- What is expected -
Extract all lines that hold "shall" from the records below.

- Task data -
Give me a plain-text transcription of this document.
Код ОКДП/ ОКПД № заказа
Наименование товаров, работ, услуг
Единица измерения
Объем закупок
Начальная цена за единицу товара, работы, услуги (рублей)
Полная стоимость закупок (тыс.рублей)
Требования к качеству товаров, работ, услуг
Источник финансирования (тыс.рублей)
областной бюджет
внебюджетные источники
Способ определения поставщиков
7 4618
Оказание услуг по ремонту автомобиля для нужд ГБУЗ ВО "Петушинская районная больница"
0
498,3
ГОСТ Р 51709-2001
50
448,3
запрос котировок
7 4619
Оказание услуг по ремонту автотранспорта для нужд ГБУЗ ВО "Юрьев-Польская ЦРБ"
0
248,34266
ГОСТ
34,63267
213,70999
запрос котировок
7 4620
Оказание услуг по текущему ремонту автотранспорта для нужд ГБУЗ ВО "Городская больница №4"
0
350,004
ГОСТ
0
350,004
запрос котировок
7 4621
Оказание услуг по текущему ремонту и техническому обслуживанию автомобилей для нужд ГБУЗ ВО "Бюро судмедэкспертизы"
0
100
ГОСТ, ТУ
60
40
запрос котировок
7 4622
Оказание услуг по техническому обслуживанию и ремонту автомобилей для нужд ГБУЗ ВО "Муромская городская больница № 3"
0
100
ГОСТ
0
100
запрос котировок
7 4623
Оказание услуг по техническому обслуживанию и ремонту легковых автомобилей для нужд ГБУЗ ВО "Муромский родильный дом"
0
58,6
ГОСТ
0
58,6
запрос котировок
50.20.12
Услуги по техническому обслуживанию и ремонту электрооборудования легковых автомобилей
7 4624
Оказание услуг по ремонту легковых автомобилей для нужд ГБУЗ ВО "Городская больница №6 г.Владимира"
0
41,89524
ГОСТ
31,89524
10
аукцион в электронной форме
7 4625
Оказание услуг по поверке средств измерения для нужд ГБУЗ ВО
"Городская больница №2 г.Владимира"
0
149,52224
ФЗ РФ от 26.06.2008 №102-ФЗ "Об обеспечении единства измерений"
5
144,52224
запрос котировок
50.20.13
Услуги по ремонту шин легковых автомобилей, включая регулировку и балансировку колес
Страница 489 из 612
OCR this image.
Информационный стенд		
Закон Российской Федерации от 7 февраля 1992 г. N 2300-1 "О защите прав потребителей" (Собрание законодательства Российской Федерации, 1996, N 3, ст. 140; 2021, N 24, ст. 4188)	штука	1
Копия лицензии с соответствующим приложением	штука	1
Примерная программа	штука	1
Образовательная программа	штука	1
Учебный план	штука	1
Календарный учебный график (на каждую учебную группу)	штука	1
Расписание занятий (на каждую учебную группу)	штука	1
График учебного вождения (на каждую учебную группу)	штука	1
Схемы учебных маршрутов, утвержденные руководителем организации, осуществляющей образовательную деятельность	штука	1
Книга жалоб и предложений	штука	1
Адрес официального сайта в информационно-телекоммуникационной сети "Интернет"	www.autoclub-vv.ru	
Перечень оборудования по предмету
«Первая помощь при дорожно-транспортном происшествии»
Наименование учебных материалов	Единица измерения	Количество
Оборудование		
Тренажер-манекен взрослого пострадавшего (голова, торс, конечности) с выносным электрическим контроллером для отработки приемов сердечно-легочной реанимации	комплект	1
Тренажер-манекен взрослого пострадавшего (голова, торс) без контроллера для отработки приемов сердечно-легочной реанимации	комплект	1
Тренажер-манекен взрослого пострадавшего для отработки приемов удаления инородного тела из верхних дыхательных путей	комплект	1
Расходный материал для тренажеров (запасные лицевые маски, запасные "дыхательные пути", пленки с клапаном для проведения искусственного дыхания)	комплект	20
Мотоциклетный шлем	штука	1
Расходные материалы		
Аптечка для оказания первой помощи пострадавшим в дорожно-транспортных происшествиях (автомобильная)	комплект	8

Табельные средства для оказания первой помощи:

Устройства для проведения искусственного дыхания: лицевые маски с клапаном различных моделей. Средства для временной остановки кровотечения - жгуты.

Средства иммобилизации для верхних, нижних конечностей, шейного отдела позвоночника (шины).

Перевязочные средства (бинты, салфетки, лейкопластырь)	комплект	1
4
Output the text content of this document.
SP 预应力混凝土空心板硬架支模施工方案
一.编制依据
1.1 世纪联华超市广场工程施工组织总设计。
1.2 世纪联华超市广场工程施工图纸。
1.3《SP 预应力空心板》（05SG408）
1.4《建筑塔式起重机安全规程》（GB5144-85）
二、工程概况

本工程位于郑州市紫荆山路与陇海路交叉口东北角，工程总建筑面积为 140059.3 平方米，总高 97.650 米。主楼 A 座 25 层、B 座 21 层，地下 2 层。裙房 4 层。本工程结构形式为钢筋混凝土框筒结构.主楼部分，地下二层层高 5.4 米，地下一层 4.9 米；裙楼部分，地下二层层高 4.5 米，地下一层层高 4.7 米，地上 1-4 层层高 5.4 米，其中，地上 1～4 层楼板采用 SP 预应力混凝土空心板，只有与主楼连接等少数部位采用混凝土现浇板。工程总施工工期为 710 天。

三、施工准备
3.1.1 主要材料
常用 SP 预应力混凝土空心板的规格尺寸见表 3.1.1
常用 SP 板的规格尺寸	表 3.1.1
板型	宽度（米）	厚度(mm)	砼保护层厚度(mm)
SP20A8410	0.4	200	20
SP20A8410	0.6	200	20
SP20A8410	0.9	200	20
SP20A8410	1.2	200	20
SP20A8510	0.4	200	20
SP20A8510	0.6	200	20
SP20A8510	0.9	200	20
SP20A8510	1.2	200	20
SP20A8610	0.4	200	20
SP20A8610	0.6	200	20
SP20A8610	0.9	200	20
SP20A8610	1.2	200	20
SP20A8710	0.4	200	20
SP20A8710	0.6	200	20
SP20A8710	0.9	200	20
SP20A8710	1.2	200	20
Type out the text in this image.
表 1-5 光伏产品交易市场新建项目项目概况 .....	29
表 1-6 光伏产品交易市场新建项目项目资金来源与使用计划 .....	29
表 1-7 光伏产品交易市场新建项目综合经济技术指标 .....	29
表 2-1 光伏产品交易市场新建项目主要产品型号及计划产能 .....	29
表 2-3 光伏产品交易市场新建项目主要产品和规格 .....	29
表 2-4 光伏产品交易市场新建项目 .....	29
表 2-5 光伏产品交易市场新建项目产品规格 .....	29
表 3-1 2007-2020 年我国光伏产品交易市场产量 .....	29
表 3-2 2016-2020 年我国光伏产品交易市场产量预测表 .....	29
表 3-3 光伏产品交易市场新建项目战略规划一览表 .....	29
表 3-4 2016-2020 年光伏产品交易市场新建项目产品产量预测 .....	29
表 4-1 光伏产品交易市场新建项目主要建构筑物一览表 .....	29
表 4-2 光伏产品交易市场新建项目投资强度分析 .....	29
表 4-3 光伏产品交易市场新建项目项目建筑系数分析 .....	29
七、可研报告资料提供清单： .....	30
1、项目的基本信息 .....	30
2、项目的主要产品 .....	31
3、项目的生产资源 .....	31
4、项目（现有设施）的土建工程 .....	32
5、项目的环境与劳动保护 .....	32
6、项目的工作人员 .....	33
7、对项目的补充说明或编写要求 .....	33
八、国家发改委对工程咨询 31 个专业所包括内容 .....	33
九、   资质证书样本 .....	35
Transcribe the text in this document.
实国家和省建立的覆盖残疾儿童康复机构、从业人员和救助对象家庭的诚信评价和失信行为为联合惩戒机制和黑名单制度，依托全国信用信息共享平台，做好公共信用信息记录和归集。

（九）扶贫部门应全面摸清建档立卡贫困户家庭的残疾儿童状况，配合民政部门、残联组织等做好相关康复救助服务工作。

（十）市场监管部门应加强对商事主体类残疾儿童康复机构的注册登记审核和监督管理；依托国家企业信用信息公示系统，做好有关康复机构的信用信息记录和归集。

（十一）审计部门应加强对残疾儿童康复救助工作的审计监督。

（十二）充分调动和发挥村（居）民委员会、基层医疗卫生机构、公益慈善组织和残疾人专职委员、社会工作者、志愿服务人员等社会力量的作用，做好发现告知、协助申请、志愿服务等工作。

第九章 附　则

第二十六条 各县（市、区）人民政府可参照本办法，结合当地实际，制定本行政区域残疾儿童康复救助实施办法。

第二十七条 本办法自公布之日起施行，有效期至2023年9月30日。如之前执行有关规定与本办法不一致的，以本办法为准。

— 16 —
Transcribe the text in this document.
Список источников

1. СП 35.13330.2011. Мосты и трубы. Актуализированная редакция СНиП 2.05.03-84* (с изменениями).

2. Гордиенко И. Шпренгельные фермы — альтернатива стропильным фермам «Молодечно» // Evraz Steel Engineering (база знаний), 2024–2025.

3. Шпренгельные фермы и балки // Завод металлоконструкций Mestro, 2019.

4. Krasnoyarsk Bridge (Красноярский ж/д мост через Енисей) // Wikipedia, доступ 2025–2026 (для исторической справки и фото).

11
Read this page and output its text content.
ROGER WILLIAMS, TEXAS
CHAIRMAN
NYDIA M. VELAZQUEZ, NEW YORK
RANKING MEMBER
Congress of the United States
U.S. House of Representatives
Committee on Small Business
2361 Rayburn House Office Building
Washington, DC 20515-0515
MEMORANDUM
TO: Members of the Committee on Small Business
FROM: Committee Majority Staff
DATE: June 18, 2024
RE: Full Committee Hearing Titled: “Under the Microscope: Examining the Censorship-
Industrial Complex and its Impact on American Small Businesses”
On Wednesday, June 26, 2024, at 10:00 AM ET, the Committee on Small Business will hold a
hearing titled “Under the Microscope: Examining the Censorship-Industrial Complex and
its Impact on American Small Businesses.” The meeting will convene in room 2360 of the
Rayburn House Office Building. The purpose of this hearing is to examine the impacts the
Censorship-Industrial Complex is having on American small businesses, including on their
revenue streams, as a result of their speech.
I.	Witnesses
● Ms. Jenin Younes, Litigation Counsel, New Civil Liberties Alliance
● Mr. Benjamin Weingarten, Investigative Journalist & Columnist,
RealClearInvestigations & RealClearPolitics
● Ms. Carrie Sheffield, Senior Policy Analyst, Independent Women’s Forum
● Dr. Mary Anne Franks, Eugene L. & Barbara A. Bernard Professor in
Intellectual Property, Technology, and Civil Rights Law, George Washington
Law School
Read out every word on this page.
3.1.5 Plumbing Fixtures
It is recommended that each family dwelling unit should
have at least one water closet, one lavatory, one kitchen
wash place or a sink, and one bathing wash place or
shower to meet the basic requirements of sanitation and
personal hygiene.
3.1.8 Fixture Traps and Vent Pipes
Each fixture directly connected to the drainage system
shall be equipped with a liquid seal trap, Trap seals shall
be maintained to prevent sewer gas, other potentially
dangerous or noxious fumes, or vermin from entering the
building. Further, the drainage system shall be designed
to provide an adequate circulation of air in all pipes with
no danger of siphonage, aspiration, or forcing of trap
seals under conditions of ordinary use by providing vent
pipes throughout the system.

- Finished exercise -
shall be equipped with a liquid seal trap, Trap seals shall
building. Further, the drainage system shall be designed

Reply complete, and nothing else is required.